[Dataset items]
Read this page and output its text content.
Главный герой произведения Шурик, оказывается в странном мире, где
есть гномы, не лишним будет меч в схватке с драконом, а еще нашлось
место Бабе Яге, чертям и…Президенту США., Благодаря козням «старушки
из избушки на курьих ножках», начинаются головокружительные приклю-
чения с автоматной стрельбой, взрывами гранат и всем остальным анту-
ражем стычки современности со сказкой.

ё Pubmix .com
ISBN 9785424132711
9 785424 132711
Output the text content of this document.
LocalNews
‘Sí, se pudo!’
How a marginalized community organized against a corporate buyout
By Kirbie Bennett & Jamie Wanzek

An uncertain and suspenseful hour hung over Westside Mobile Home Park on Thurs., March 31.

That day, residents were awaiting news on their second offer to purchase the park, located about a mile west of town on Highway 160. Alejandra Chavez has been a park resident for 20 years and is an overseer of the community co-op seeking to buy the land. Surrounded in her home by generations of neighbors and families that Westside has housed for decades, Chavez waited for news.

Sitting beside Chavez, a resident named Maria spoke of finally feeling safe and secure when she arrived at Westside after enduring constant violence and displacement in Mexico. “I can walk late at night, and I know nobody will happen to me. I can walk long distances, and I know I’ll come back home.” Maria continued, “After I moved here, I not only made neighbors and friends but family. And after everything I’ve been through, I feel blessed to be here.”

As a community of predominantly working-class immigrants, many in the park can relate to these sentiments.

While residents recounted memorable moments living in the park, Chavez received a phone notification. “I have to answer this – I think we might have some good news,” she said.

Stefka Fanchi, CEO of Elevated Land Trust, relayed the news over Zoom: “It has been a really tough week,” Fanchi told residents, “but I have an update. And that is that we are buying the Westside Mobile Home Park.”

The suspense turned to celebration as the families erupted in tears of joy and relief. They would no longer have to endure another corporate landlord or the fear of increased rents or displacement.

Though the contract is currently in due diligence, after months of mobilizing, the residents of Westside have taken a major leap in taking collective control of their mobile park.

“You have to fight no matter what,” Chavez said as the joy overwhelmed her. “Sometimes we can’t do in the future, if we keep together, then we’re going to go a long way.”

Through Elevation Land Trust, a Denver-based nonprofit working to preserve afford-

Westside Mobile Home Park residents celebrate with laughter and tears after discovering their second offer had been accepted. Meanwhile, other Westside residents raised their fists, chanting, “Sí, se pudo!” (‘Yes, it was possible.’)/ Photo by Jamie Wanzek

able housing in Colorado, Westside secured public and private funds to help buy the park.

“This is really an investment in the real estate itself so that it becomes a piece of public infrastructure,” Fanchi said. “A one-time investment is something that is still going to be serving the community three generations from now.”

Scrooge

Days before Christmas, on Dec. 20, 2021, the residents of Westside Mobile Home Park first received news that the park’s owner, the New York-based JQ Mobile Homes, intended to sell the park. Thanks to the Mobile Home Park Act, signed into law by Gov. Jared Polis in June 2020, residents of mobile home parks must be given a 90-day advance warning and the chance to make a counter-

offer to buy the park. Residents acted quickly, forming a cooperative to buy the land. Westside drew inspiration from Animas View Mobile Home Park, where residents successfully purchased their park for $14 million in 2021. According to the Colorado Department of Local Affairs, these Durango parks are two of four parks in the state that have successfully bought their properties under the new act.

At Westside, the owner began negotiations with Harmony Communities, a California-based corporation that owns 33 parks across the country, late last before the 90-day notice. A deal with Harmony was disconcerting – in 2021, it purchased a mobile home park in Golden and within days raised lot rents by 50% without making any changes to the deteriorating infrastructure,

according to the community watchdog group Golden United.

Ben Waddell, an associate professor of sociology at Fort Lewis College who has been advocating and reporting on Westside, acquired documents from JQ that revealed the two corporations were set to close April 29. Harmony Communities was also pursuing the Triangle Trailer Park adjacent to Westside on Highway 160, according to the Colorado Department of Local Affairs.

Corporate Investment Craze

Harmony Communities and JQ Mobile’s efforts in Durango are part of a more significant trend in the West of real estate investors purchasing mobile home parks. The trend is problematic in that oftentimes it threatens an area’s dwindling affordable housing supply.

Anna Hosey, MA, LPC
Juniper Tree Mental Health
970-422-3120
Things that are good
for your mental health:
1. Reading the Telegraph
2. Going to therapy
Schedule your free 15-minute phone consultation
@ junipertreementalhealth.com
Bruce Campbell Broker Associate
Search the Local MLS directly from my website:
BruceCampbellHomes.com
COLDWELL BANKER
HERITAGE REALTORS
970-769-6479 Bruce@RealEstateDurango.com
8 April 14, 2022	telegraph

WHAT IS NEEDED = From the records above, extract every line exactly as it stands.

FINISHED ANSWER =
Read this page and output its text content.
Главный герой произведения Шурик, оказывается в странном мире, где
есть гномы, не лишним будет меч в схватке с драконом, а еще нашлось
место Бабе Яге, чертям и…Президенту США., Благодаря козням «старушки
из избушки на курьих ножках», начинаются головокружительные приклю-
чения с автоматной стрельбой, взрывами гранат и всем остальным анту-
ражем стычки современности со сказкой.

ё Pubmix .com
ISBN 9785424132711
9 785424 132711
Output the text content of this document.
LocalNews
‘Sí, se pudo!’
How a marginalized community organized against a corporate buyout
By Kirbie Bennett & Jamie Wanzek

An uncertain and suspenseful hour hung over Westside Mobile Home Park on Thurs., March 31.

That day, residents were awaiting news on their second offer to purchase the park, located about a mile west of town on Highway 160. Alejandra Chavez has been a park resident for 20 years and is an overseer of the community co-op seeking to buy the land. Surrounded in her home by generations of neighbors and families that Westside has housed for decades, Chavez waited for news.

Sitting beside Chavez, a resident named Maria spoke of finally feeling safe and secure when she arrived at Westside after enduring constant violence and displacement in Mexico. “I can walk late at night, and I know nobody will happen to me. I can walk long distances, and I know I’ll come back home.” Maria continued, “After I moved here, I not only made neighbors and friends but family. And after everything I’ve been through, I feel blessed to be here.”

As a community of predominantly working-class immigrants, many in the park can relate to these sentiments.

While residents recounted memorable moments living in the park, Chavez received a phone notification. “I have to answer this – I think we might have some good news,” she said.

Stefka Fanchi, CEO of Elevated Land Trust, relayed the news over Zoom: “It has been a really tough week,” Fanchi told residents, “but I have an update. And that is that we are buying the Westside Mobile Home Park.”

The suspense turned to celebration as the families erupted in tears of joy and relief. They would no longer have to endure another corporate landlord or the fear of increased rents or displacement.

Though the contract is currently in due diligence, after months of mobilizing, the residents of Westside have taken a major leap in taking collective control of their mobile park.

“You have to fight no matter what,” Chavez said as the joy overwhelmed her. “Sometimes we can’t do in the future, if we keep together, then we’re going to go a long way.”

Through Elevation Land Trust, a Denver-based nonprofit working to preserve afford-

Westside Mobile Home Park residents celebrate with laughter and tears after discovering their second offer had been accepted. Meanwhile, other Westside residents raised their fists, chanting, “Sí, se pudo!” (‘Yes, it was possible.’)/ Photo by Jamie Wanzek

able housing in Colorado, Westside secured public and private funds to help buy the park.

“This is really an investment in the real estate itself so that it becomes a piece of public infrastructure,” Fanchi said. “A one-time investment is something that is still going to be serving the community three generations from now.”

Scrooge

Days before Christmas, on Dec. 20, 2021, the residents of Westside Mobile Home Park first received news that the park’s owner, the New York-based JQ Mobile Homes, intended to sell the park. Thanks to the Mobile Home Park Act, signed into law by Gov. Jared Polis in June 2020, residents of mobile home parks must be given a 90-day advance warning and the chance to make a counter-

offer to buy the park. Residents acted quickly, forming a cooperative to buy the land. Westside drew inspiration from Animas View Mobile Home Park, where residents successfully purchased their park for $14 million in 2021. According to the Colorado Department of Local Affairs, these Durango parks are two of four parks in the state that have successfully bought their properties under the new act.

At Westside, the owner began negotiations with Harmony Communities, a California-based corporation that owns 33 parks across the country, late last before the 90-day notice. A deal with Harmony was disconcerting – in 2021, it purchased a mobile home park in Golden and within days raised lot rents by 50% without making any changes to the deteriorating infrastructure,

according to the community watchdog group Golden United.

Ben Waddell, an associate professor of sociology at Fort Lewis College who has been advocating and reporting on Westside, acquired documents from JQ that revealed the two corporations were set to close April 29. Harmony Communities was also pursuing the Triangle Trailer Park adjacent to Westside on Highway 160, according to the Colorado Department of Local Affairs.

Corporate Investment Craze

Harmony Communities and JQ Mobile’s efforts in Durango are part of a more significant trend in the West of real estate investors purchasing mobile home parks. The trend is problematic in that oftentimes it threatens an area’s dwindling affordable housing supply.

Anna Hosey, MA, LPC
Juniper Tree Mental Health
970-422-3120
Things that are good
for your mental health:
1. Reading the Telegraph
2. Going to therapy
Schedule your free 15-minute phone consultation
@ junipertreementalhealth.com
Bruce Campbell Broker Associate
Search the Local MLS directly from my website:
BruceCampbellHomes.com
COLDWELL BANKER
HERITAGE REALTORS
970-769-6479 Bruce@RealEstateDurango.com
8 April 14, 2022	telegraph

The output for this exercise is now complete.